*WHAT IS REQUIRED*:
Give the material again in full, matching it exactly.

(Items from a figure collection)
________________________
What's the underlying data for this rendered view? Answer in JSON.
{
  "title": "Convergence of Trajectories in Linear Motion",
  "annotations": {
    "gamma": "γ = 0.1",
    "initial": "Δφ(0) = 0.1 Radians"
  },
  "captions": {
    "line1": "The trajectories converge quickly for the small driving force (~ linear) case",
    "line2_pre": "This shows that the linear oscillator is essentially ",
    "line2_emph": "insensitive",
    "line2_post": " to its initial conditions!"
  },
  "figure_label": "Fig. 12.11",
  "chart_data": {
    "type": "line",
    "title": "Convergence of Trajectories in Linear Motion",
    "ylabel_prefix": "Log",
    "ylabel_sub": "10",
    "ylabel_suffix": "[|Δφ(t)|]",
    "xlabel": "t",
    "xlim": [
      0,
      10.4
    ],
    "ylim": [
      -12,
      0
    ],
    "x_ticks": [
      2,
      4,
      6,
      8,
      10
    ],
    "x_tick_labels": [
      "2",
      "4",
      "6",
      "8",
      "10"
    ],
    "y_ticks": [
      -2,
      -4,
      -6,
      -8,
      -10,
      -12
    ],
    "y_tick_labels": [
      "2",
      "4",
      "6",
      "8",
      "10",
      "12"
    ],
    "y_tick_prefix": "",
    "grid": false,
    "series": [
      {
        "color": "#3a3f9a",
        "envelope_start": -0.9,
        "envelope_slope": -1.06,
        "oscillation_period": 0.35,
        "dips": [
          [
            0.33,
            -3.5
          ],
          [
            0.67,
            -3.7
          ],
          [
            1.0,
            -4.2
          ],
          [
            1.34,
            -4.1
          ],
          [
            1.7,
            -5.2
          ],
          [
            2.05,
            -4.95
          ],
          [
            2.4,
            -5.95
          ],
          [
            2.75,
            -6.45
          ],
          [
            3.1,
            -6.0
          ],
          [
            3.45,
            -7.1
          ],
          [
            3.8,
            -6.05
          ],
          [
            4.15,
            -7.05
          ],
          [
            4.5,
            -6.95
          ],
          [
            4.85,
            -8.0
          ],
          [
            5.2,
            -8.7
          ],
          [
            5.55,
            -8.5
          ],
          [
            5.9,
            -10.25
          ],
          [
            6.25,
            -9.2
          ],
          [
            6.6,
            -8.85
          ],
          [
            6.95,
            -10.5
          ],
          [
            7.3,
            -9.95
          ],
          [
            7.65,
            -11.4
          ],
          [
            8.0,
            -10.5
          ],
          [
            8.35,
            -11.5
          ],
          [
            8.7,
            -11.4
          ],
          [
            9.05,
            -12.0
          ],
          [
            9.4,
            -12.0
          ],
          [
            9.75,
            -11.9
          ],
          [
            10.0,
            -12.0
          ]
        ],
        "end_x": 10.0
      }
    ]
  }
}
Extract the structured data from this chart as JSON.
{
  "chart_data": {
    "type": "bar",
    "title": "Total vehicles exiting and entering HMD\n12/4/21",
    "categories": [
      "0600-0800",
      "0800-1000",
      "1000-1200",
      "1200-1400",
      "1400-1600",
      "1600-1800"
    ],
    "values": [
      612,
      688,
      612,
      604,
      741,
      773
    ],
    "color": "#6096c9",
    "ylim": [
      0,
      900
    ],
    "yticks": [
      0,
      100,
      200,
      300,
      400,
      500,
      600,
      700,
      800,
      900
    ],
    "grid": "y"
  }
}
________________________
*THE COMPLETED TASK*:
What's the underlying data for this rendered view? Answer in JSON.
{
  "title": "Convergence of Trajectories in Linear Motion",
  "annotations": {
    "gamma": "γ = 0.1",
    "initial": "Δφ(0) = 0.1 Radians"
  },
  "captions": {
    "line1": "The trajectories converge quickly for the small driving force (~ linear) case",
    "line2_pre": "This shows that the linear oscillator is essentially ",
    "line2_emph": "insensitive",
    "line2_post": " to its initial conditions!"
  },
  "figure_label": "Fig. 12.11",
  "chart_data": {
    "type": "line",
    "title": "Convergence of Trajectories in Linear Motion",
    "ylabel_prefix": "Log",
    "ylabel_sub": "10",
    "ylabel_suffix": "[|Δφ(t)|]",
    "xlabel": "t",
    "xlim": [
      0,
      10.4
    ],
    "ylim": [
      -12,
      0
    ],
    "x_ticks": [
      2,
      4,
      6,
      8,
      10
    ],
    "x_tick_labels": [
      "2",
      "4",
      "6",
      "8",
      "10"
    ],
    "y_ticks": [
      -2,
      -4,
      -6,
      -8,
      -10,
      -12
    ],
    "y_tick_labels": [
      "2",
      "4",
      "6",
      "8",
      "10",
      "12"
    ],
    "y_tick_prefix": "",
    "grid": false,
    "series": [
      {
        "color": "#3a3f9a",
        "envelope_start": -0.9,
        "envelope_slope": -1.06,
        "oscillation_period": 0.35,
        "dips": [
          [
            0.33,
            -3.5
          ],
          [
            0.67,
            -3.7
          ],
          [
            1.0,
            -4.2
          ],
          [
            1.34,
            -4.1
          ],
          [
            1.7,
            -5.2
          ],
          [
            2.05,
            -4.95
          ],
          [
            2.4,
            -5.95
          ],
          [
            2.75,
            -6.45
          ],
          [
            3.1,
            -6.0
          ],
          [
            3.45,
            -7.1
          ],
          [
            3.8,
            -6.05
          ],
          [
            4.15,
            -7.05
          ],
          [
            4.5,
            -6.95
          ],
          [
            4.85,
            -8.0
          ],
          [
            5.2,
            -8.7
          ],
          [
            5.55,
            -8.5
          ],
          [
            5.9,
            -10.25
          ],
          [
            6.25,
            -9.2
          ],
          [
            6.6,
            -8.85
          ],
          [
            6.95,
            -10.5
          ],
          [
            7.3,
            -9.95
          ],
          [
            7.65,
            -11.4
          ],
          [
            8.0,
            -10.5
          ],
          [
            8.35,
            -11.5
          ],
          [
            8.7,
            -11.4
          ],
          [
            9.05,
            -12.0
          ],
          [
            9.4,
            -12.0
          ],
          [
            9.75,
            -11.9
          ],
          [
            10.0,
            -12.0
          ]
        ],
        "end_x": 10.0
      }
    ]
  }
}
Extract the structured data from this chart as JSON.
{
  "chart_data": {
    "type": "bar",
    "title": "Total vehicles exiting and entering HMD\n12/4/21",
    "categories": [
      "0600-0800",
      "0800-1000",
      "1000-1200",
      "1200-1400",
      "1400-1600",
      "1600-1800"
    ],
    "values": [
      612,
      688,
      612,
      604,
      741,
      773
    ],
    "color": "#6096c9",
    "ylim": [
      0,
      900
    ],
    "yticks": [
      0,
      100,
      200,
      300,
      400,
      500,
      600,
      700,
      800,
      900
    ],
    "grid": "y"
  }
}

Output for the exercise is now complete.